**Goal:**
Your task is to print the material below exactly as presented.

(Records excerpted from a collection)
· · ·

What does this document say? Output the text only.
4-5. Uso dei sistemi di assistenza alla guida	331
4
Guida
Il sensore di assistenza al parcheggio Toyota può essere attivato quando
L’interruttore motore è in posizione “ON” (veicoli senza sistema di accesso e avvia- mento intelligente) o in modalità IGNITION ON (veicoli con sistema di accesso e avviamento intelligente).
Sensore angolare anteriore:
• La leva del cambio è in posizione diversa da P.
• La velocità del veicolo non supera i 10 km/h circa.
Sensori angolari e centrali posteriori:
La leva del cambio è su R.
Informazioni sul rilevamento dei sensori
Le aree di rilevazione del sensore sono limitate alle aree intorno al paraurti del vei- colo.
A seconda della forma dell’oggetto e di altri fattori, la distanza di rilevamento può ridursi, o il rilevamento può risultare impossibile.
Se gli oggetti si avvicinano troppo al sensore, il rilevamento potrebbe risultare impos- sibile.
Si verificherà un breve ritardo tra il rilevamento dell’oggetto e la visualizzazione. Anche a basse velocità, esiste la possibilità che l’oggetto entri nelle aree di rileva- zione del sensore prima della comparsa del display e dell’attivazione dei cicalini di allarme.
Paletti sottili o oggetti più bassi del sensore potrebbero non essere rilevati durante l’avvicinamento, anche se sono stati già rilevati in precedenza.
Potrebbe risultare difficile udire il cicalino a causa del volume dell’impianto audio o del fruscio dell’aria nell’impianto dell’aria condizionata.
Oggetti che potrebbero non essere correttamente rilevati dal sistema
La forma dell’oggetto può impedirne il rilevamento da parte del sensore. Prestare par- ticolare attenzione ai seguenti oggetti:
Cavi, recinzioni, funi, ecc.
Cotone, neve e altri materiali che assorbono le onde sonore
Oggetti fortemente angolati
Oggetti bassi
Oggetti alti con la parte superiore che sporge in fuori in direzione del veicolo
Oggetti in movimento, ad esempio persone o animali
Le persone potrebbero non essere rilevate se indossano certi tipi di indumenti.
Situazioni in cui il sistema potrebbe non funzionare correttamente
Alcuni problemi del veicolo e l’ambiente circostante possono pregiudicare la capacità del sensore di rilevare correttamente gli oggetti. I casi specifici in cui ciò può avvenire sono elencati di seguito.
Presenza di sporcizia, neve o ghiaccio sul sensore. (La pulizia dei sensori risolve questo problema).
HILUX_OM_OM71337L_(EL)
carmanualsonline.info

· · ·

**Result of the task:**
What does this document say? Output the text only.
4-5. Uso dei sistemi di assistenza alla guida	331
4
Guida
Il sensore di assistenza al parcheggio Toyota può essere attivato quando
L’interruttore motore è in posizione “ON” (veicoli senza sistema di accesso e avvia- mento intelligente) o in modalità IGNITION ON (veicoli con sistema di accesso e avviamento intelligente).
Sensore angolare anteriore:
• La leva del cambio è in posizione diversa da P.
• La velocità del veicolo non supera i 10 km/h circa.
Sensori angolari e centrali posteriori:
La leva del cambio è su R.
Informazioni sul rilevamento dei sensori
Le aree di rilevazione del sensore sono limitate alle aree intorno al paraurti del vei- colo.
A seconda della forma dell’oggetto e di altri fattori, la distanza di rilevamento può ridursi, o il rilevamento può risultare impossibile.
Se gli oggetti si avvicinano troppo al sensore, il rilevamento potrebbe risultare impos- sibile.
Si verificherà un breve ritardo tra il rilevamento dell’oggetto e la visualizzazione. Anche a basse velocità, esiste la possibilità che l’oggetto entri nelle aree di rileva- zione del sensore prima della comparsa del display e dell’attivazione dei cicalini di allarme.
Paletti sottili o oggetti più bassi del sensore potrebbero non essere rilevati durante l’avvicinamento, anche se sono stati già rilevati in precedenza.
Potrebbe risultare difficile udire il cicalino a causa del volume dell’impianto audio o del fruscio dell’aria nell’impianto dell’aria condizionata.
Oggetti che potrebbero non essere correttamente rilevati dal sistema
La forma dell’oggetto può impedirne il rilevamento da parte del sensore. Prestare par- ticolare attenzione ai seguenti oggetti:
Cavi, recinzioni, funi, ecc.
Cotone, neve e altri materiali che assorbono le onde sonore
Oggetti fortemente angolati
Oggetti bassi
Oggetti alti con la parte superiore che sporge in fuori in direzione del veicolo
Oggetti in movimento, ad esempio persone o animali
Le persone potrebbero non essere rilevate se indossano certi tipi di indumenti.
Situazioni in cui il sistema potrebbe non funzionare correttamente
Alcuni problemi del veicolo e l’ambiente circostante possono pregiudicare la capacità del sensore di rilevare correttamente gli oggetti. I casi specifici in cui ciò può avvenire sono elencati di seguito.
Presenza di sporcizia, neve o ghiaccio sul sensore. (La pulizia dei sensori risolve questo problema).
HILUX_OM_OM71337L_(EL)
carmanualsonline.info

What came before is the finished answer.